WORK INSTRUCTIONS:
Each entry below should be reproduced character for character.

DATASET EXTRACT:
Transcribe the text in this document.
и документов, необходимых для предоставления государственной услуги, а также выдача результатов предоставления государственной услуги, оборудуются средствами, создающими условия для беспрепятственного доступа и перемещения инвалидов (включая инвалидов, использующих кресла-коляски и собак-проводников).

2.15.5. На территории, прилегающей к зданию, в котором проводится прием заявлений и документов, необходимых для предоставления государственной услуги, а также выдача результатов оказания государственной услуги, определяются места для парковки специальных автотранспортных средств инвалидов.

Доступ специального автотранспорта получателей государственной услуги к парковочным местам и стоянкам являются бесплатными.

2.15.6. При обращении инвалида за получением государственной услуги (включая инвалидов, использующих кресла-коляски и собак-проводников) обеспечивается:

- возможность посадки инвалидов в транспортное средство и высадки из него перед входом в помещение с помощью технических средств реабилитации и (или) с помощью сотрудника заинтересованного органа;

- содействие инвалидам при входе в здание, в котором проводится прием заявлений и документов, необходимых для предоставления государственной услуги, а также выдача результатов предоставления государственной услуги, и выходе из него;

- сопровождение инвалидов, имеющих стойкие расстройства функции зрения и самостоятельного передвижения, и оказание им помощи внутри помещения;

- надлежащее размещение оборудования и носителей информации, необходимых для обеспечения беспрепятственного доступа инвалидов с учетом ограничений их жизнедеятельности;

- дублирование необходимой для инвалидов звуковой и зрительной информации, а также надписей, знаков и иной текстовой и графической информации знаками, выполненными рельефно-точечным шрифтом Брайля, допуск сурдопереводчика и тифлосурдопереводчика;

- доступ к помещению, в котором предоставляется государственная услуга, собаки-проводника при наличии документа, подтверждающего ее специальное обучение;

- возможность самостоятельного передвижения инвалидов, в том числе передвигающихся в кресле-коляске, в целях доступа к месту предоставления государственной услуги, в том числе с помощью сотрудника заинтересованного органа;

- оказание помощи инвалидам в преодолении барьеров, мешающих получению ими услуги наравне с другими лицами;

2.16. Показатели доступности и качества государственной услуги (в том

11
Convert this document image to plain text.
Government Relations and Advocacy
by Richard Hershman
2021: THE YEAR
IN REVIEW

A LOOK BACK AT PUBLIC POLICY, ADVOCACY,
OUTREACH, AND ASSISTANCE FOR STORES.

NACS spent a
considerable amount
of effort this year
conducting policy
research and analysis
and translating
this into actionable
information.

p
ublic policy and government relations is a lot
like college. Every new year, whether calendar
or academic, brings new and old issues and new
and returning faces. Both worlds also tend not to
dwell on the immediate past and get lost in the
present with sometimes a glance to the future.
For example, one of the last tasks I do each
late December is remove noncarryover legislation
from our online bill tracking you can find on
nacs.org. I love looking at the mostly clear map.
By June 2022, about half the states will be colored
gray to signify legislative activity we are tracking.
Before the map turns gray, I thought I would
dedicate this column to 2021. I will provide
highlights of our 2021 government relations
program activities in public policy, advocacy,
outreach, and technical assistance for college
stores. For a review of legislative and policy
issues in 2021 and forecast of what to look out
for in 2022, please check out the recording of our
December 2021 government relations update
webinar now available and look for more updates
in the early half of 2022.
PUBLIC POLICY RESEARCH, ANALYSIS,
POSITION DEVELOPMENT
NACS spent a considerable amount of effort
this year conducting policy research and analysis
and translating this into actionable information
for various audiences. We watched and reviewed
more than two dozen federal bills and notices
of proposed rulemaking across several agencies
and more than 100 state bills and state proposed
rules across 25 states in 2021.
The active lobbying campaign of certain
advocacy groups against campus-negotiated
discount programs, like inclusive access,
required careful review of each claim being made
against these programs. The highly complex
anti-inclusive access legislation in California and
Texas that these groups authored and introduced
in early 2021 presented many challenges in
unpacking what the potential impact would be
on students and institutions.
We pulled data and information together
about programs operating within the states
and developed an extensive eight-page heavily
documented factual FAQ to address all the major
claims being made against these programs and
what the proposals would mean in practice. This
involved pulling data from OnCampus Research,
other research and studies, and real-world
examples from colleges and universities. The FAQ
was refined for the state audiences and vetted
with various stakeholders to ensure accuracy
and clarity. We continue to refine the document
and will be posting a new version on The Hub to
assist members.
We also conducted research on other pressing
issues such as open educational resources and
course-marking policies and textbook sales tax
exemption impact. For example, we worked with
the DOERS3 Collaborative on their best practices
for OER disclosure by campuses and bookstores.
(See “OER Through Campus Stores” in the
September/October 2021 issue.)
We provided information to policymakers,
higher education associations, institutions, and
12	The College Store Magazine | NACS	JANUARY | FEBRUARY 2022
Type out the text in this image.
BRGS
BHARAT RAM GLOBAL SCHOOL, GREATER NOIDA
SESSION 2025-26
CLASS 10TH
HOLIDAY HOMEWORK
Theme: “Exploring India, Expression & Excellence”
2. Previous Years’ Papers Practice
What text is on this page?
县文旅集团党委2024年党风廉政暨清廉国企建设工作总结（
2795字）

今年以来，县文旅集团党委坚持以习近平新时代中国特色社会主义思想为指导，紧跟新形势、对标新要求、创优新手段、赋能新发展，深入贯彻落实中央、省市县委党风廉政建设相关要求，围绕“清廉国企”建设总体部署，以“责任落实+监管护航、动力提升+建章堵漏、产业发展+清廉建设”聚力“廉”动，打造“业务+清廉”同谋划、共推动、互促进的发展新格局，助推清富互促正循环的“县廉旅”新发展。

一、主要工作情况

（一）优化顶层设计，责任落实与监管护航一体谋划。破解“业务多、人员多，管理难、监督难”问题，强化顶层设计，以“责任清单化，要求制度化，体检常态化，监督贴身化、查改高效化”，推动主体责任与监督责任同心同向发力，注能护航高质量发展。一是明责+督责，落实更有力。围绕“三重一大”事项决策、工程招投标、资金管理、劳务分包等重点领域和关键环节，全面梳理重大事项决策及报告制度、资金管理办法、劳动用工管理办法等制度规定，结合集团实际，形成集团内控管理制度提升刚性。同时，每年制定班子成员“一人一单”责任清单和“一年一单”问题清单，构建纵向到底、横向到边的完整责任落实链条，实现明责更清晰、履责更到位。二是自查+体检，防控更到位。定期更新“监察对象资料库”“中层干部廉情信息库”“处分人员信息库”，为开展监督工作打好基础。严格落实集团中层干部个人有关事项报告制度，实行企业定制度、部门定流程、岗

TASK SOLUTION:
Transcribe the text in this document.
и документов, необходимых для предоставления государственной услуги, а также выдача результатов предоставления государственной услуги, оборудуются средствами, создающими условия для беспрепятственного доступа и перемещения инвалидов (включая инвалидов, использующих кресла-коляски и собак-проводников).

2.15.5. На территории, прилегающей к зданию, в котором проводится прием заявлений и документов, необходимых для предоставления государственной услуги, а также выдача результатов оказания государственной услуги, определяются места для парковки специальных автотранспортных средств инвалидов.

Доступ специального автотранспорта получателей государственной услуги к парковочным местам и стоянкам являются бесплатными.

2.15.6. При обращении инвалида за получением государственной услуги (включая инвалидов, использующих кресла-коляски и собак-проводников) обеспечивается:

- возможность посадки инвалидов в транспортное средство и высадки из него перед входом в помещение с помощью технических средств реабилитации и (или) с помощью сотрудника заинтересованного органа;

- содействие инвалидам при входе в здание, в котором проводится прием заявлений и документов, необходимых для предоставления государственной услуги, а также выдача результатов предоставления государственной услуги, и выходе из него;

- сопровождение инвалидов, имеющих стойкие расстройства функции зрения и самостоятельного передвижения, и оказание им помощи внутри помещения;

- надлежащее размещение оборудования и носителей информации, необходимых для обеспечения беспрепятственного доступа инвалидов с учетом ограничений их жизнедеятельности;

- дублирование необходимой для инвалидов звуковой и зрительной информации, а также надписей, знаков и иной текстовой и графической информации знаками, выполненными рельефно-точечным шрифтом Брайля, допуск сурдопереводчика и тифлосурдопереводчика;

- доступ к помещению, в котором предоставляется государственная услуга, собаки-проводника при наличии документа, подтверждающего ее специальное обучение;

- возможность самостоятельного передвижения инвалидов, в том числе передвигающихся в кресле-коляске, в целях доступа к месту предоставления государственной услуги, в том числе с помощью сотрудника заинтересованного органа;

- оказание помощи инвалидам в преодолении барьеров, мешающих получению ими услуги наравне с другими лицами;

2.16. Показатели доступности и качества государственной услуги (в том

11
Convert this document image to plain text.
Government Relations and Advocacy
by Richard Hershman
2021: THE YEAR
IN REVIEW

A LOOK BACK AT PUBLIC POLICY, ADVOCACY,
OUTREACH, AND ASSISTANCE FOR STORES.

NACS spent a
considerable amount
of effort this year
conducting policy
research and analysis
and translating
this into actionable
information.

p
ublic policy and government relations is a lot
like college. Every new year, whether calendar
or academic, brings new and old issues and new
and returning faces. Both worlds also tend not to
dwell on the immediate past and get lost in the
present with sometimes a glance to the future.
For example, one of the last tasks I do each
late December is remove noncarryover legislation
from our online bill tracking you can find on
nacs.org. I love looking at the mostly clear map.
By June 2022, about half the states will be colored
gray to signify legislative activity we are tracking.
Before the map turns gray, I thought I would
dedicate this column to 2021. I will provide
highlights of our 2021 government relations
program activities in public policy, advocacy,
outreach, and technical assistance for college
stores. For a review of legislative and policy
issues in 2021 and forecast of what to look out
for in 2022, please check out the recording of our
December 2021 government relations update
webinar now available and look for more updates
in the early half of 2022.
PUBLIC POLICY RESEARCH, ANALYSIS,
POSITION DEVELOPMENT
NACS spent a considerable amount of effort
this year conducting policy research and analysis
and translating this into actionable information
for various audiences. We watched and reviewed
more than two dozen federal bills and notices
of proposed rulemaking across several agencies
and more than 100 state bills and state proposed
rules across 25 states in 2021.
The active lobbying campaign of certain
advocacy groups against campus-negotiated
discount programs, like inclusive access,
required careful review of each claim being made
against these programs. The highly complex
anti-inclusive access legislation in California and
Texas that these groups authored and introduced
in early 2021 presented many challenges in
unpacking what the potential impact would be
on students and institutions.
We pulled data and information together
about programs operating within the states
and developed an extensive eight-page heavily
documented factual FAQ to address all the major
claims being made against these programs and
what the proposals would mean in practice. This
involved pulling data from OnCampus Research,
other research and studies, and real-world
examples from colleges and universities. The FAQ
was refined for the state audiences and vetted
with various stakeholders to ensure accuracy
and clarity. We continue to refine the document
and will be posting a new version on The Hub to
assist members.
We also conducted research on other pressing
issues such as open educational resources and
course-marking policies and textbook sales tax
exemption impact. For example, we worked with
the DOERS3 Collaborative on their best practices
for OER disclosure by campuses and bookstores.
(See “OER Through Campus Stores” in the
September/October 2021 issue.)
We provided information to policymakers,
higher education associations, institutions, and
12	The College Store Magazine | NACS	JANUARY | FEBRUARY 2022
Type out the text in this image.
BRGS
BHARAT RAM GLOBAL SCHOOL, GREATER NOIDA
SESSION 2025-26
CLASS 10TH
HOLIDAY HOMEWORK
Theme: “Exploring India, Expression & Excellence”
2. Previous Years’ Papers Practice
What text is on this page?
县文旅集团党委2024年党风廉政暨清廉国企建设工作总结（
2795字）

今年以来，县文旅集团党委坚持以习近平新时代中国特色社会主义思想为指导，紧跟新形势、对标新要求、创优新手段、赋能新发展，深入贯彻落实中央、省市县委党风廉政建设相关要求，围绕“清廉国企”建设总体部署，以“责任落实+监管护航、动力提升+建章堵漏、产业发展+清廉建设”聚力“廉”动，打造“业务+清廉”同谋划、共推动、互促进的发展新格局，助推清富互促正循环的“县廉旅”新发展。

一、主要工作情况

（一）优化顶层设计，责任落实与监管护航一体谋划。破解“业务多、人员多，管理难、监督难”问题，强化顶层设计，以“责任清单化，要求制度化，体检常态化，监督贴身化、查改高效化”，推动主体责任与监督责任同心同向发力，注能护航高质量发展。一是明责+督责，落实更有力。围绕“三重一大”事项决策、工程招投标、资金管理、劳务分包等重点领域和关键环节，全面梳理重大事项决策及报告制度、资金管理办法、劳动用工管理办法等制度规定，结合集团实际，形成集团内控管理制度提升刚性。同时，每年制定班子成员“一人一单”责任清单和“一年一单”问题清单，构建纵向到底、横向到边的完整责任落实链条，实现明责更清晰、履责更到位。二是自查+体检，防控更到位。定期更新“监察对象资料库”“中层干部廉情信息库”“处分人员信息库”，为开展监督工作打好基础。严格落实集团中层干部个人有关事项报告制度，实行企业定制度、部门定流程、岗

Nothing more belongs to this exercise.